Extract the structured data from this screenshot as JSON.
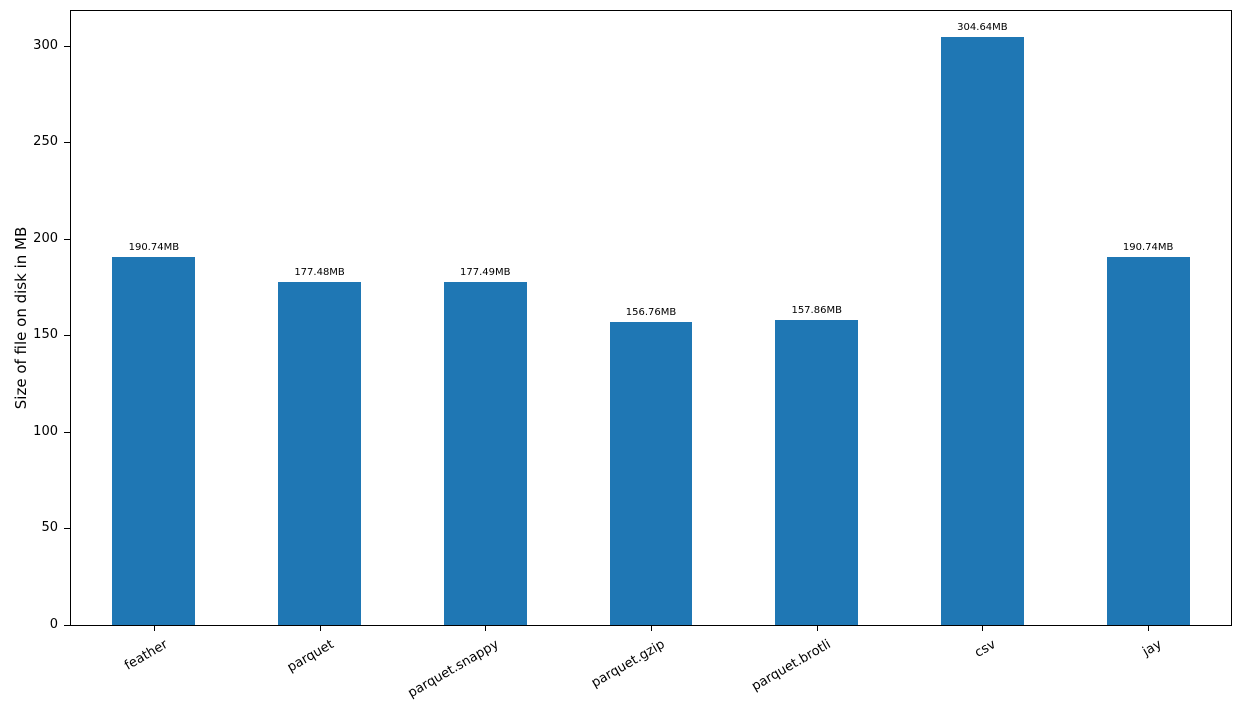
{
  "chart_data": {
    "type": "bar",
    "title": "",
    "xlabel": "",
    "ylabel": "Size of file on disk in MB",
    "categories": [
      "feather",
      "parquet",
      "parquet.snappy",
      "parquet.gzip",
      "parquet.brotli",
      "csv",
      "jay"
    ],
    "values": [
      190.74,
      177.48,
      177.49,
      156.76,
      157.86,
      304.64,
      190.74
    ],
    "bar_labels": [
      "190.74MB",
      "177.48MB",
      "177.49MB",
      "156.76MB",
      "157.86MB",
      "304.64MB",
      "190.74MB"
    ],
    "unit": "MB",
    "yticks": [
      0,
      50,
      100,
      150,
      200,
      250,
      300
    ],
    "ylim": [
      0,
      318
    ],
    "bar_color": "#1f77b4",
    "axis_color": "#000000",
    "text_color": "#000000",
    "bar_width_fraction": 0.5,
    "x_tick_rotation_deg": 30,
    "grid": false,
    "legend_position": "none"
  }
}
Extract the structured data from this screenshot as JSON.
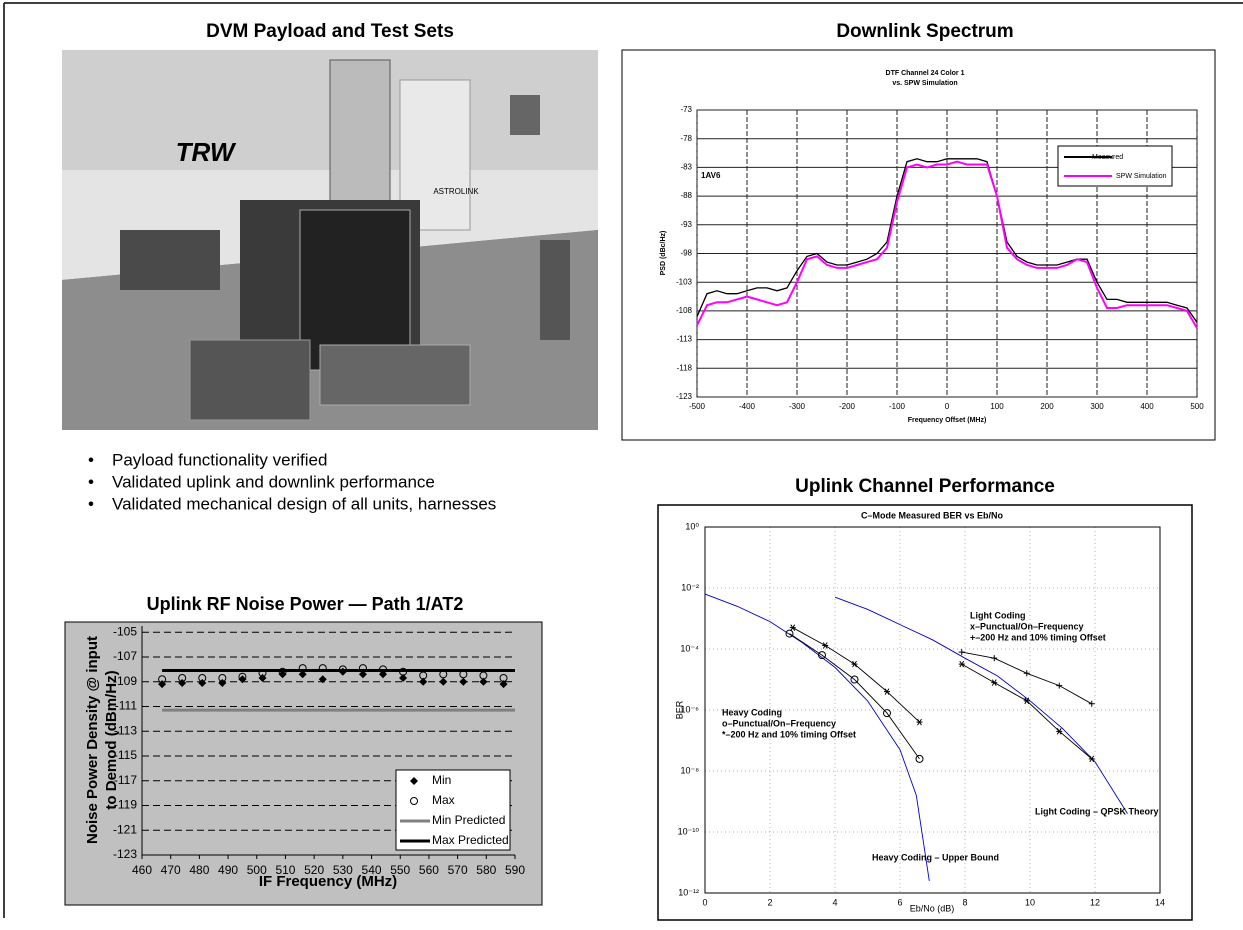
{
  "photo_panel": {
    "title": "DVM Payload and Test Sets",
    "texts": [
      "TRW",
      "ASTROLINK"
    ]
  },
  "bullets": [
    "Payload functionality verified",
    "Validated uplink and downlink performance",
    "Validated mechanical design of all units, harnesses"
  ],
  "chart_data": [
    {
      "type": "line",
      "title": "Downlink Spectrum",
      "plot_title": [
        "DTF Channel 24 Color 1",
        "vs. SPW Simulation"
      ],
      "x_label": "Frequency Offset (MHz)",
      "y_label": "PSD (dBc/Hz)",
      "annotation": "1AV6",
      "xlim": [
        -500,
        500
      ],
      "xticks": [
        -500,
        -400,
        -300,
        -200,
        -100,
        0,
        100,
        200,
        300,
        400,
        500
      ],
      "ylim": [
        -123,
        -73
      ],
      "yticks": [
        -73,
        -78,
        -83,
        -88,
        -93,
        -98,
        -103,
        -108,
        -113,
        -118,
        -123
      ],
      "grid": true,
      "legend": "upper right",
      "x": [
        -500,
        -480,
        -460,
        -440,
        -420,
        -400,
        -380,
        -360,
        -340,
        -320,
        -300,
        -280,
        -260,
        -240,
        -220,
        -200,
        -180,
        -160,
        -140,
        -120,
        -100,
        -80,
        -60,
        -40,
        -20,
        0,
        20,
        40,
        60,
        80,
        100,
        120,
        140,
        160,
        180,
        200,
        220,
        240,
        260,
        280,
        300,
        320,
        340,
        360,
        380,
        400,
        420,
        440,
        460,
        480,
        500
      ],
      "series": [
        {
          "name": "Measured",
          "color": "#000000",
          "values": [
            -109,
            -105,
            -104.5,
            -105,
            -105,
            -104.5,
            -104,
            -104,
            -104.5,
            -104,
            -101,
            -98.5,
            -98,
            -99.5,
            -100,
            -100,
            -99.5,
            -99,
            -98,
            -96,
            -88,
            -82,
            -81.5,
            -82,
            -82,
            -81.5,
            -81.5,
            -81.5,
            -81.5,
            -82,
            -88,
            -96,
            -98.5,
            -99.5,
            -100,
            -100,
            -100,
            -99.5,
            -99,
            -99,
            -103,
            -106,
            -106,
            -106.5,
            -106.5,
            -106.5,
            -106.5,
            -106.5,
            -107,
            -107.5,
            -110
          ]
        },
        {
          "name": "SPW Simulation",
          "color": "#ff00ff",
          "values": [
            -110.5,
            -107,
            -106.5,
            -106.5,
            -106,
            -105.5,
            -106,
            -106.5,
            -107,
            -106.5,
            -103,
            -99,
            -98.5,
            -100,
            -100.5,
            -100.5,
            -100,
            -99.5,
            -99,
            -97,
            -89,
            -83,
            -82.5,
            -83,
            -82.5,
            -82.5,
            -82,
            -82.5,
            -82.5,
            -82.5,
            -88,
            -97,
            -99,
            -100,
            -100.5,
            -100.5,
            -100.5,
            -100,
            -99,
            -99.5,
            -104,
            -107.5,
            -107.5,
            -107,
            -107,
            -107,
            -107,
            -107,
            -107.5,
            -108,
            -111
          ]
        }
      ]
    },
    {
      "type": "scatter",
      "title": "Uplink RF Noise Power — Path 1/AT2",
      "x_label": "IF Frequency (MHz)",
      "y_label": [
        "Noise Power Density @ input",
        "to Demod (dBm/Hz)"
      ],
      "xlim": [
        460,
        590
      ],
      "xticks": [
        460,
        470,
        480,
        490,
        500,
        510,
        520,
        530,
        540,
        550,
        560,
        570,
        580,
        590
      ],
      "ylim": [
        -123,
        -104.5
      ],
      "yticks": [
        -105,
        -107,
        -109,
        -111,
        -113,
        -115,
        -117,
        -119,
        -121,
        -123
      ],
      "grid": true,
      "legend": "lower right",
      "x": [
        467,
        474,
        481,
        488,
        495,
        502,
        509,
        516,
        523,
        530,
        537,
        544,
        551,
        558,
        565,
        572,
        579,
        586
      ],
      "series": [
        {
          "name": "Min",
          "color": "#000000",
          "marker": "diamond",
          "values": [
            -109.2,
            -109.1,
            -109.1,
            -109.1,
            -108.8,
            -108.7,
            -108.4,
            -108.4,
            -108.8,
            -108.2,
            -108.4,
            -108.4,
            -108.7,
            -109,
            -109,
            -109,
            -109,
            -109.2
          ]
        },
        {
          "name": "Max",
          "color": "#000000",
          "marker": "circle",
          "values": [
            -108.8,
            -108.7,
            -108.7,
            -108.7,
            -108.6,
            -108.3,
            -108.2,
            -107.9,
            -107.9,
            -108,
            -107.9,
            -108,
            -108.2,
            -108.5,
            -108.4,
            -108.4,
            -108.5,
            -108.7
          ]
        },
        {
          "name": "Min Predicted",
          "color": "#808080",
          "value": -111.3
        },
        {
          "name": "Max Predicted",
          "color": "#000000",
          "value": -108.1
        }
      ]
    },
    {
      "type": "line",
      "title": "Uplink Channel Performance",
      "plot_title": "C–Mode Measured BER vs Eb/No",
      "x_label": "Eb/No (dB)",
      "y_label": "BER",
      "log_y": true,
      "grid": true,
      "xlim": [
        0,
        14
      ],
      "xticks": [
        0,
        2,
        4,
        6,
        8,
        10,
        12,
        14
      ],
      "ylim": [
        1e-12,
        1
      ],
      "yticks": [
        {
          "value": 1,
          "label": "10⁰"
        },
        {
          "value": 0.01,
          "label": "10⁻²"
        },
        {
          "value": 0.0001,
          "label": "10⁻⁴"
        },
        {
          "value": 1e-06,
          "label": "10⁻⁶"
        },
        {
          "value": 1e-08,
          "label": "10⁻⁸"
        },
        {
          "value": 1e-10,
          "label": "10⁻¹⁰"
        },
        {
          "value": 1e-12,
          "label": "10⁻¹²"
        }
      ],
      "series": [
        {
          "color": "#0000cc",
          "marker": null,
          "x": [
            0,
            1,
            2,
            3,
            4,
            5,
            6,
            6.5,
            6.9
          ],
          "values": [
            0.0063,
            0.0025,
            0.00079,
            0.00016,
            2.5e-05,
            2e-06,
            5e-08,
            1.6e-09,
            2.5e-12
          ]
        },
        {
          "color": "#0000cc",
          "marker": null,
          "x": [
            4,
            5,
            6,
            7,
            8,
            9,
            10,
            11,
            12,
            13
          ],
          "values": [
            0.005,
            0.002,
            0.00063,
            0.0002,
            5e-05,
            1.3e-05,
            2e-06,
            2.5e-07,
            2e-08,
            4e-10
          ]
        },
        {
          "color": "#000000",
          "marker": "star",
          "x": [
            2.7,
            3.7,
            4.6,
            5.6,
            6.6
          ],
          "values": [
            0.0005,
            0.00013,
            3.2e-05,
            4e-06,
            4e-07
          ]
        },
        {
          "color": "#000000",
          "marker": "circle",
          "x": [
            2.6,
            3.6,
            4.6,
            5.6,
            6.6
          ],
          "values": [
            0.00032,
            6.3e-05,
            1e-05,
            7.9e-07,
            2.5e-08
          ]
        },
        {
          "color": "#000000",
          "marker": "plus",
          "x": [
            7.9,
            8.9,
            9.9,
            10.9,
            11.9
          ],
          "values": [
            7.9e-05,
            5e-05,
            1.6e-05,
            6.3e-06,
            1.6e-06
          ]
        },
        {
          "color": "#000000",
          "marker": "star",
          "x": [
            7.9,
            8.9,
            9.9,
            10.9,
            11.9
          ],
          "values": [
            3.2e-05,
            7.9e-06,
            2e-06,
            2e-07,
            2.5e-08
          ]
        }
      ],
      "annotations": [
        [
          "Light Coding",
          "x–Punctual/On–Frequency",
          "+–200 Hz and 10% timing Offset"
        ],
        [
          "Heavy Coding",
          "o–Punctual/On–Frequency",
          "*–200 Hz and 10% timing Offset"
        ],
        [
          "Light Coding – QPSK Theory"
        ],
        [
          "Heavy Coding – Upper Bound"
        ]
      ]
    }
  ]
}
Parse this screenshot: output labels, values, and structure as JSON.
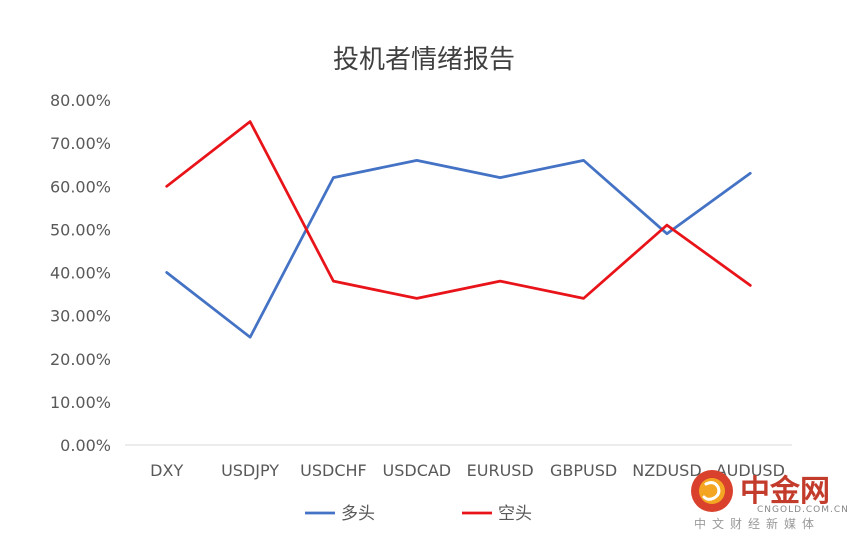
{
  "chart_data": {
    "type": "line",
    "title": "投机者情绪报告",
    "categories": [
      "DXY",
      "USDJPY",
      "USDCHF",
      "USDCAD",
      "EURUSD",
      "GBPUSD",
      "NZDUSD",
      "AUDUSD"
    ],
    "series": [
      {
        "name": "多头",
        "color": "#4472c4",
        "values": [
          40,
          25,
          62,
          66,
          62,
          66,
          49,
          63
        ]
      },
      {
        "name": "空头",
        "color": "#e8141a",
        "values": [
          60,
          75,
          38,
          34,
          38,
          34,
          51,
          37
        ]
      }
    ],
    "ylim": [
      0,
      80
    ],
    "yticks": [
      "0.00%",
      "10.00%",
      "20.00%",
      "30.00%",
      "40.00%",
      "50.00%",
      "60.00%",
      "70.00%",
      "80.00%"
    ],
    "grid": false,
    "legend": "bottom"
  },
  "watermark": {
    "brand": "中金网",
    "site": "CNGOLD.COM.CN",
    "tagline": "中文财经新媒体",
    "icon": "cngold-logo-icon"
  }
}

_ _ _ _

_Short task_: Your task is to retype the lines running from the one that contains "Parse this screenshot: output" through the end of the records, and nothing else. Pictures are not part of the copy.

_The output_:
Parse this screenshot: output labels, values, and structure as JSON.
{
  "chart_data": {
    "type": "line",
    "title": "投机者情绪报告",
    "categories": [
      "DXY",
      "USDJPY",
      "USDCHF",
      "USDCAD",
      "EURUSD",
      "GBPUSD",
      "NZDUSD",
      "AUDUSD"
    ],
    "series": [
      {
        "name": "多头",
        "color": "#4472c4",
        "values": [
          40,
          25,
          62,
          66,
          62,
          66,
          49,
          63
        ]
      },
      {
        "name": "空头",
        "color": "#e8141a",
        "values": [
          60,
          75,
          38,
          34,
          38,
          34,
          51,
          37
        ]
      }
    ],
    "ylim": [
      0,
      80
    ],
    "yticks": [
      "0.00%",
      "10.00%",
      "20.00%",
      "30.00%",
      "40.00%",
      "50.00%",
      "60.00%",
      "70.00%",
      "80.00%"
    ],
    "grid": false,
    "legend": "bottom"
  },
  "watermark": {
    "brand": "中金网",
    "site": "CNGOLD.COM.CN",
    "tagline": "中文财经新媒体",
    "icon": "cngold-logo-icon"
  }
}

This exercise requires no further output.